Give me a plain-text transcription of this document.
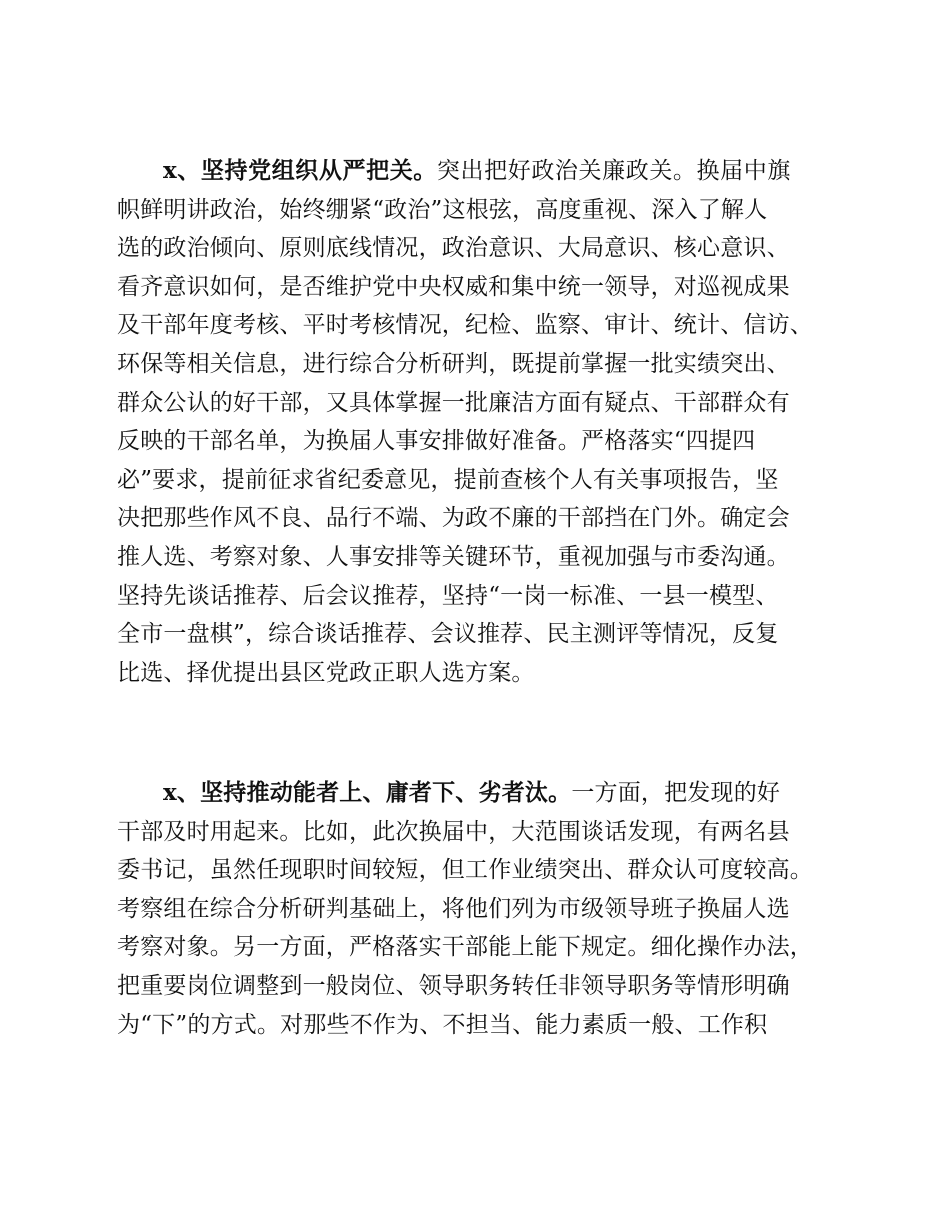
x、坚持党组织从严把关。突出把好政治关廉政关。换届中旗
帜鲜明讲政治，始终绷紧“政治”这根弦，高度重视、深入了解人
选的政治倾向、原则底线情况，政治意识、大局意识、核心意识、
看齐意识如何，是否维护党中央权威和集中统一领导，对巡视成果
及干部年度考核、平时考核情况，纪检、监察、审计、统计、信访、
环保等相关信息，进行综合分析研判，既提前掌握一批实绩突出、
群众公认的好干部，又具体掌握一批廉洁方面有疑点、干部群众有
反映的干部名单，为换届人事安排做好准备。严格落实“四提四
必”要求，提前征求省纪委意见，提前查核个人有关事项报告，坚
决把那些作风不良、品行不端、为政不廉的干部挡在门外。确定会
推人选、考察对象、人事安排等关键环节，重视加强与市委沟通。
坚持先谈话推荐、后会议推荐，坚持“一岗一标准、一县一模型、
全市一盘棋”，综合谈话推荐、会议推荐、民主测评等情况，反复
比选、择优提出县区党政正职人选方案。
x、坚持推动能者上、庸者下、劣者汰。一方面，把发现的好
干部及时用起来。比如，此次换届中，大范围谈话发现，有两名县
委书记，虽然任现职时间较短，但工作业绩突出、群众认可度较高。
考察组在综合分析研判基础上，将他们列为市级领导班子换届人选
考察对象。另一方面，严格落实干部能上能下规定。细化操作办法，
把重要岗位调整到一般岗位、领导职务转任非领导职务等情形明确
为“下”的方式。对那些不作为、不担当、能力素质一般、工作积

• _WORK TO BE COMPLETED_
Are you able to set down all the lines above exactly, without any pictures?

• _CORRECT RESULT_
Give me a plain-text transcription of this document.
x、坚持党组织从严把关。突出把好政治关廉政关。换届中旗
帜鲜明讲政治，始终绷紧“政治”这根弦，高度重视、深入了解人
选的政治倾向、原则底线情况，政治意识、大局意识、核心意识、
看齐意识如何，是否维护党中央权威和集中统一领导，对巡视成果
及干部年度考核、平时考核情况，纪检、监察、审计、统计、信访、
环保等相关信息，进行综合分析研判，既提前掌握一批实绩突出、
群众公认的好干部，又具体掌握一批廉洁方面有疑点、干部群众有
反映的干部名单，为换届人事安排做好准备。严格落实“四提四
必”要求，提前征求省纪委意见，提前查核个人有关事项报告，坚
决把那些作风不良、品行不端、为政不廉的干部挡在门外。确定会
推人选、考察对象、人事安排等关键环节，重视加强与市委沟通。
坚持先谈话推荐、后会议推荐，坚持“一岗一标准、一县一模型、
全市一盘棋”，综合谈话推荐、会议推荐、民主测评等情况，反复
比选、择优提出县区党政正职人选方案。
x、坚持推动能者上、庸者下、劣者汰。一方面，把发现的好
干部及时用起来。比如，此次换届中，大范围谈话发现，有两名县
委书记，虽然任现职时间较短，但工作业绩突出、群众认可度较高。
考察组在综合分析研判基础上，将他们列为市级领导班子换届人选
考察对象。另一方面，严格落实干部能上能下规定。细化操作办法，
把重要岗位调整到一般岗位、领导职务转任非领导职务等情形明确
为“下”的方式。对那些不作为、不担当、能力素质一般、工作积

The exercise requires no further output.